▶ Dataset extract

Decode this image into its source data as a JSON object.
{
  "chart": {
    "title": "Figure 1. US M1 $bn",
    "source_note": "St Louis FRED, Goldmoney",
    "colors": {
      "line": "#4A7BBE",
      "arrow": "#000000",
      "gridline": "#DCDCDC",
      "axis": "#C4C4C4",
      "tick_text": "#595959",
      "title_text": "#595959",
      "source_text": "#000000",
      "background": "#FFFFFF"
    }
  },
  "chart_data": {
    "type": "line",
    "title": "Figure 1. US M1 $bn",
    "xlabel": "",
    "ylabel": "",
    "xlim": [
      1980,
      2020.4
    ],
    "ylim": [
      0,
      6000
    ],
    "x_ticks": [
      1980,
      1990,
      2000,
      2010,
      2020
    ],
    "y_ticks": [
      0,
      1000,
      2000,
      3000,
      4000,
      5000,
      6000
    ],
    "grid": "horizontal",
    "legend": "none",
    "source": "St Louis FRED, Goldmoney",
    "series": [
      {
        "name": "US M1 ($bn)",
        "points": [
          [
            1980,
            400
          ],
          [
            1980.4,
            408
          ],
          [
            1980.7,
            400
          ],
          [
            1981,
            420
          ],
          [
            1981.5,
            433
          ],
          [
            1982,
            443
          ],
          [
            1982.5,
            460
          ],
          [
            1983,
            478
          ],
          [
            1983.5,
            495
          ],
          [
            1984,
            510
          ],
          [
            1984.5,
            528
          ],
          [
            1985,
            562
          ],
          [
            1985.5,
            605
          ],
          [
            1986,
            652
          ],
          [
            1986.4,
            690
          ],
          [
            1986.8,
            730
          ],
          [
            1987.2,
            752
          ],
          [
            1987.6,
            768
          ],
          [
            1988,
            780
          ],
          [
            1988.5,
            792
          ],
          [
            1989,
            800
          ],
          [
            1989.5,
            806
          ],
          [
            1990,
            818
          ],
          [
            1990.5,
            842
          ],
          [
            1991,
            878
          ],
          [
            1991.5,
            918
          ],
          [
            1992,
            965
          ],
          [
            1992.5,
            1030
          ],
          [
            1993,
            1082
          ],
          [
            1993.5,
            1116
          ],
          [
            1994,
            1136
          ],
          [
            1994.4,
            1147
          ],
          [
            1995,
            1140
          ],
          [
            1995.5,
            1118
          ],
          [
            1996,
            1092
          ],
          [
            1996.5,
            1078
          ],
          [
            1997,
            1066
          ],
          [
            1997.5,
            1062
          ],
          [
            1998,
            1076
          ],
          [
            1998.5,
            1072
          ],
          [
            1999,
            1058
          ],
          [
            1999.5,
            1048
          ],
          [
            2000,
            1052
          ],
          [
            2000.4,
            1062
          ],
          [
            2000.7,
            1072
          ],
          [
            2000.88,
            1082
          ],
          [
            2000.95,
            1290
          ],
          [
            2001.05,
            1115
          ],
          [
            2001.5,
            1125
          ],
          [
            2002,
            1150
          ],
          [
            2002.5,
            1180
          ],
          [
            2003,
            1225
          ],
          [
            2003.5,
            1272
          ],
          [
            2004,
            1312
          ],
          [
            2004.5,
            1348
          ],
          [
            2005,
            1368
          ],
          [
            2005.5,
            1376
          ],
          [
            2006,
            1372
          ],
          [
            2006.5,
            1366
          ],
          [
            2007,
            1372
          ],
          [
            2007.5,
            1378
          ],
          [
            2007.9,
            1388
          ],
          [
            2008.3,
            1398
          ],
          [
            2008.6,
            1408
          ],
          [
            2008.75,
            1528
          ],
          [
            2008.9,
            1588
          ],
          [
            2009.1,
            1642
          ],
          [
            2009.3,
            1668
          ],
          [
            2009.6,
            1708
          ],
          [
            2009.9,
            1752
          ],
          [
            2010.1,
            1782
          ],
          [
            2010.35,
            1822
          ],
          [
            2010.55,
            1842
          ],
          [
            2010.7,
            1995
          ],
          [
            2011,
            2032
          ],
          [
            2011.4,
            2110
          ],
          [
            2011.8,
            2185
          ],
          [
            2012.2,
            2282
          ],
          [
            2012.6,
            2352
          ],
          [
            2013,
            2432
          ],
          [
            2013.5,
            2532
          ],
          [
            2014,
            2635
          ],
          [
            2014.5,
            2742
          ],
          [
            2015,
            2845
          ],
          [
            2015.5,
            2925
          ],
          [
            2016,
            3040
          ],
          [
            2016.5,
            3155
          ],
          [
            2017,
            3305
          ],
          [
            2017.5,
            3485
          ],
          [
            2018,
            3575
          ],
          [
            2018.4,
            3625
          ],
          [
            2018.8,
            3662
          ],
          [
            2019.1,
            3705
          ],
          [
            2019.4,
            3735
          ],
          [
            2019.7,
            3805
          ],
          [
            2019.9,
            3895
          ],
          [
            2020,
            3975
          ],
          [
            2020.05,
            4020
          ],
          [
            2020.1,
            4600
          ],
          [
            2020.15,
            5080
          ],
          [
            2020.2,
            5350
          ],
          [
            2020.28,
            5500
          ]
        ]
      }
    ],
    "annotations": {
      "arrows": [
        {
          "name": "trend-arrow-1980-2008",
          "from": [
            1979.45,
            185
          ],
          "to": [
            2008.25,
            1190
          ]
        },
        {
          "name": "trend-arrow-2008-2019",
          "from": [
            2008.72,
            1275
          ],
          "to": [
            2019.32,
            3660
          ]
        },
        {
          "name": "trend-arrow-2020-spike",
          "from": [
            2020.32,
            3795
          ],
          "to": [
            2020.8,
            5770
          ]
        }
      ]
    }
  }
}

▶ Directions
Filter the listing above by the word "Goldmoney"; copy each line that passes.

▶ Solution for this exercise
    "source_note": "St Louis FRED, Goldmoney",
    "source": "St Louis FRED, Goldmoney",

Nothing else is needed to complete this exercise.